-- begin SUPPLIED MATERIAL --
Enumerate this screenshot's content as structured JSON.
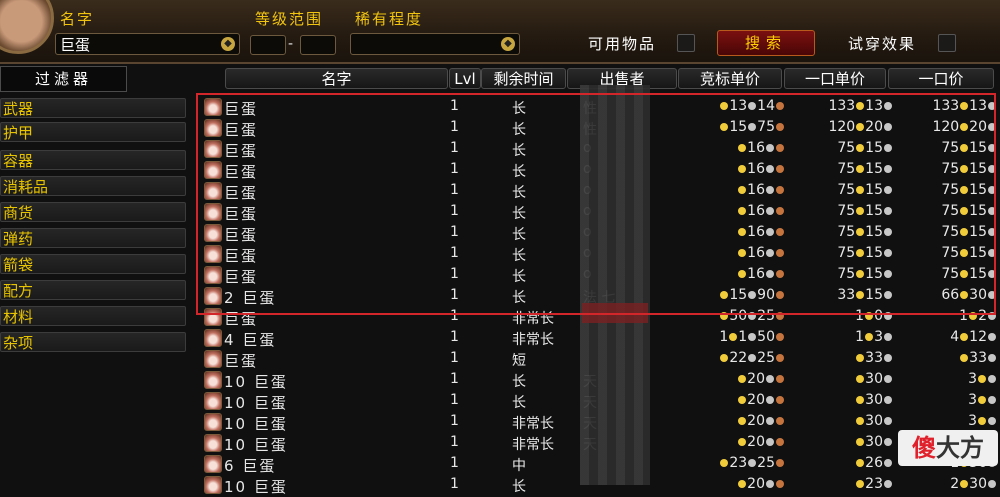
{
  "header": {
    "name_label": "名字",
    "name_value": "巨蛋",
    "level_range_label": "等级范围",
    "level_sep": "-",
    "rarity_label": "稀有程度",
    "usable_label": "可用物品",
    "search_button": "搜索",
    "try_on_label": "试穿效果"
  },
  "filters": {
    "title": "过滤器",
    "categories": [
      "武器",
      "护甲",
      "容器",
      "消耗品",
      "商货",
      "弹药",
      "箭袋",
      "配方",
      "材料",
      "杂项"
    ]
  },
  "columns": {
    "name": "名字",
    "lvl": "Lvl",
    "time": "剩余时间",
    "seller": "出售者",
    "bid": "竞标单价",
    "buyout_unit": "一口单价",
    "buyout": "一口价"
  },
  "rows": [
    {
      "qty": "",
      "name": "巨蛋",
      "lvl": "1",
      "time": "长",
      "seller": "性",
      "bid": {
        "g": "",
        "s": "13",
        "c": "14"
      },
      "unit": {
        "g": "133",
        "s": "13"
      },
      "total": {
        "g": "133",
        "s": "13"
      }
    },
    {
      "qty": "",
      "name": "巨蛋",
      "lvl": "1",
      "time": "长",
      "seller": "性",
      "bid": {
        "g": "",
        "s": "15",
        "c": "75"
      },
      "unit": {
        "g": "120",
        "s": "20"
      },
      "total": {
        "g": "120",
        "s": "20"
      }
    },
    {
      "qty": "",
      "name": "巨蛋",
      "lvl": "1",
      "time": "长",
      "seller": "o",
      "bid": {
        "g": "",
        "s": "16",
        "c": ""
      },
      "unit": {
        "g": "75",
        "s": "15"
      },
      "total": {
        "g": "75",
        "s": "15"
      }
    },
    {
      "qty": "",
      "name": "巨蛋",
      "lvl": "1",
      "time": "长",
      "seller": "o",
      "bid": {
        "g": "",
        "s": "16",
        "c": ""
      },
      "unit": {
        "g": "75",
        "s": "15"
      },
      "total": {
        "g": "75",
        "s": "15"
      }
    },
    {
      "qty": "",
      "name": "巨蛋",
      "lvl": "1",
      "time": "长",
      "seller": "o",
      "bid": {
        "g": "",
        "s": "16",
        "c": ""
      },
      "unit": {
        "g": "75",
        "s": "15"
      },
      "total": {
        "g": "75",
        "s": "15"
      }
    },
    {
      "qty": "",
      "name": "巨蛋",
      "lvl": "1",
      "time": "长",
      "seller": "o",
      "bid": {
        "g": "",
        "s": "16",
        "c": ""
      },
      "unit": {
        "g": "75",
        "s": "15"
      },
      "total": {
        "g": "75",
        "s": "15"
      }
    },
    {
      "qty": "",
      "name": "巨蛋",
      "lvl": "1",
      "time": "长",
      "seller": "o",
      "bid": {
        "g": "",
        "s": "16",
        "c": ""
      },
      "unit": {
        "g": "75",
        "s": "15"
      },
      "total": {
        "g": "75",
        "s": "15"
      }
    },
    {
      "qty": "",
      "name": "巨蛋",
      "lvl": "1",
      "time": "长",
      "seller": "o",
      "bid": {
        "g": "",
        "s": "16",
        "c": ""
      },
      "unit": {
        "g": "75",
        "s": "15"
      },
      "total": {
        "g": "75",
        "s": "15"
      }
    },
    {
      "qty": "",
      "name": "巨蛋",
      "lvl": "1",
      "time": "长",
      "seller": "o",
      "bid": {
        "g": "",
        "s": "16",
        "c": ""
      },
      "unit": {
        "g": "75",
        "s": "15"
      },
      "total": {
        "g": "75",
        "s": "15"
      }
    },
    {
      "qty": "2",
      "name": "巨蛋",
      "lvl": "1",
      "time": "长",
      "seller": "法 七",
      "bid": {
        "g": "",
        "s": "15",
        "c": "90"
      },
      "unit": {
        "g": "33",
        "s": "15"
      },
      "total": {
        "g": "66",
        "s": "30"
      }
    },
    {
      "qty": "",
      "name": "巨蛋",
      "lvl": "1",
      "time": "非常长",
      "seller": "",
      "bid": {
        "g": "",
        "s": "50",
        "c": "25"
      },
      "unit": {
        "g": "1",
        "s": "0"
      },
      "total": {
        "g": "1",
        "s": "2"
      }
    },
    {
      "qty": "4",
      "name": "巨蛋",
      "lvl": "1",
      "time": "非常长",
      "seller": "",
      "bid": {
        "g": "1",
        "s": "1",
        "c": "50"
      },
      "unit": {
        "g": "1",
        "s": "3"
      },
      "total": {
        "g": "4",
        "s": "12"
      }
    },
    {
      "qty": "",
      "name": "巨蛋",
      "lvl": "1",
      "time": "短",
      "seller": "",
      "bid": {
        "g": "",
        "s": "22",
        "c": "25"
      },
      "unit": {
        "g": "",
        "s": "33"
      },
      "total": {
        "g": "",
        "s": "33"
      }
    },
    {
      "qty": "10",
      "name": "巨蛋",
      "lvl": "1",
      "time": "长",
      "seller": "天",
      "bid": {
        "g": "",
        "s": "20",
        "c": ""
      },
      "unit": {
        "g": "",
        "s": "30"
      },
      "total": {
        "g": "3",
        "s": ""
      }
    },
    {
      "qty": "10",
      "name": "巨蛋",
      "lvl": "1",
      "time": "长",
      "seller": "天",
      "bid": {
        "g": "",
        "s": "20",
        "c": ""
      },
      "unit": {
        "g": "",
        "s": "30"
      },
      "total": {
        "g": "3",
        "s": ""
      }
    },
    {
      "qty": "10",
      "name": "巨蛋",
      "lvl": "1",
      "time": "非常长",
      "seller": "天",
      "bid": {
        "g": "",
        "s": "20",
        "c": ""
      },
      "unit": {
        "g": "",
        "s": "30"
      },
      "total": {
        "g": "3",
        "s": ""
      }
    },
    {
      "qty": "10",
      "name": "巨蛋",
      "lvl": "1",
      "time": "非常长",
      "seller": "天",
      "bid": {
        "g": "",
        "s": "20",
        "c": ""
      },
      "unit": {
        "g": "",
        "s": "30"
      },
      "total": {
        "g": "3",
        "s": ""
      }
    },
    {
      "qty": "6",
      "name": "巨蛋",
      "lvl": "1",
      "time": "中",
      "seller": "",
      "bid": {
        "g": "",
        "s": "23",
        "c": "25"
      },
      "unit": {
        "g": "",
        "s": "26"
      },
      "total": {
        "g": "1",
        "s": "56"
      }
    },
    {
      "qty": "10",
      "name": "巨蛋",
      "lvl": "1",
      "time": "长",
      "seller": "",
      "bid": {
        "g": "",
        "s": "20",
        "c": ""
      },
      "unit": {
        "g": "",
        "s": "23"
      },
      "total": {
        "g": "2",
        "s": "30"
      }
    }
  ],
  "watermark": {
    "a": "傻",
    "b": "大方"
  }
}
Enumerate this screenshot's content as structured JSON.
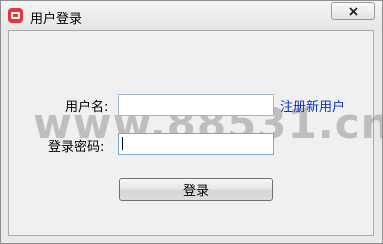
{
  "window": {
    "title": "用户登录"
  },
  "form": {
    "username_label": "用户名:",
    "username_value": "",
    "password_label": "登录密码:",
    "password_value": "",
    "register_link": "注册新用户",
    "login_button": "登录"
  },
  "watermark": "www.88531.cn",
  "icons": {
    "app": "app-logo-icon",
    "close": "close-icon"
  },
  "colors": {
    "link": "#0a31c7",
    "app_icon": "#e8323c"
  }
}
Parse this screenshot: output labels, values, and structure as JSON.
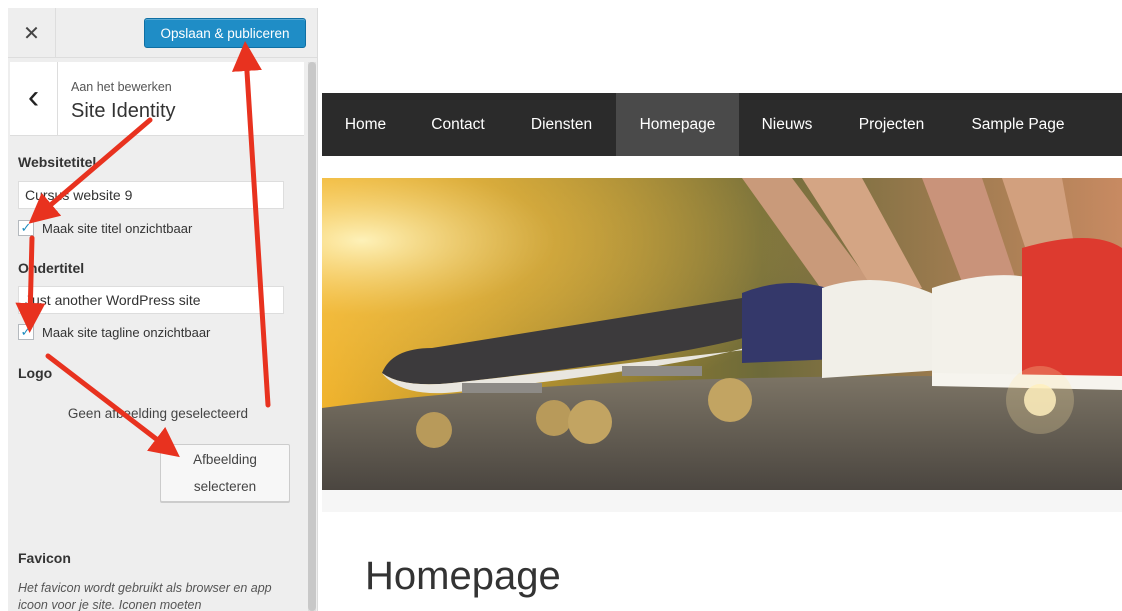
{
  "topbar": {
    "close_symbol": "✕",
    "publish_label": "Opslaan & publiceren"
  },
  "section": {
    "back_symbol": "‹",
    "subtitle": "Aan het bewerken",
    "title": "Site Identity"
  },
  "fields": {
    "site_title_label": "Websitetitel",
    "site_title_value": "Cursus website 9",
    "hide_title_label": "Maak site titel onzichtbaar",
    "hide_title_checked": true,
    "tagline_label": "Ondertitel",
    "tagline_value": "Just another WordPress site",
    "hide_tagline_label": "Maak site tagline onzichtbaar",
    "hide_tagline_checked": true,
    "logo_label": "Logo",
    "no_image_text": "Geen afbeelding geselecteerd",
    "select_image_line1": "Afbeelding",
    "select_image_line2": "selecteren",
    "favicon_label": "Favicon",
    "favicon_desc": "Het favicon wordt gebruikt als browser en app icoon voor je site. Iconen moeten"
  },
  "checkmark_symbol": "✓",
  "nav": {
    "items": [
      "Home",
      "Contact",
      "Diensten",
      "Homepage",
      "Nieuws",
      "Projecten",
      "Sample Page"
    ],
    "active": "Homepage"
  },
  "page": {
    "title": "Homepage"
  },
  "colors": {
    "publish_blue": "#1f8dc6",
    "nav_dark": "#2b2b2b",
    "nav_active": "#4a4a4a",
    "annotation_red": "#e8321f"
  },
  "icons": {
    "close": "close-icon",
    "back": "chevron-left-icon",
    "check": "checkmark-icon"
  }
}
-- end SUPPLIED MATERIAL --
- _WRITTEN EXERCISE_
Leaving out every picture, extract verbatim the lines from the one containing "Parse this screenshot: output" through the last line of the listing, inclusive.

- _ANSWER FOR THIS EXERCISE_
Parse this screenshot: output labels, values, and structure as JSON.
{
  "topbar": {
    "close_symbol": "✕",
    "publish_label": "Opslaan & publiceren"
  },
  "section": {
    "back_symbol": "‹",
    "subtitle": "Aan het bewerken",
    "title": "Site Identity"
  },
  "fields": {
    "site_title_label": "Websitetitel",
    "site_title_value": "Cursus website 9",
    "hide_title_label": "Maak site titel onzichtbaar",
    "hide_title_checked": true,
    "tagline_label": "Ondertitel",
    "tagline_value": "Just another WordPress site",
    "hide_tagline_label": "Maak site tagline onzichtbaar",
    "hide_tagline_checked": true,
    "logo_label": "Logo",
    "no_image_text": "Geen afbeelding geselecteerd",
    "select_image_line1": "Afbeelding",
    "select_image_line2": "selecteren",
    "favicon_label": "Favicon",
    "favicon_desc": "Het favicon wordt gebruikt als browser en app icoon voor je site. Iconen moeten"
  },
  "checkmark_symbol": "✓",
  "nav": {
    "items": [
      "Home",
      "Contact",
      "Diensten",
      "Homepage",
      "Nieuws",
      "Projecten",
      "Sample Page"
    ],
    "active": "Homepage"
  },
  "page": {
    "title": "Homepage"
  },
  "colors": {
    "publish_blue": "#1f8dc6",
    "nav_dark": "#2b2b2b",
    "nav_active": "#4a4a4a",
    "annotation_red": "#e8321f"
  },
  "icons": {
    "close": "close-icon",
    "back": "chevron-left-icon",
    "check": "checkmark-icon"
  }
}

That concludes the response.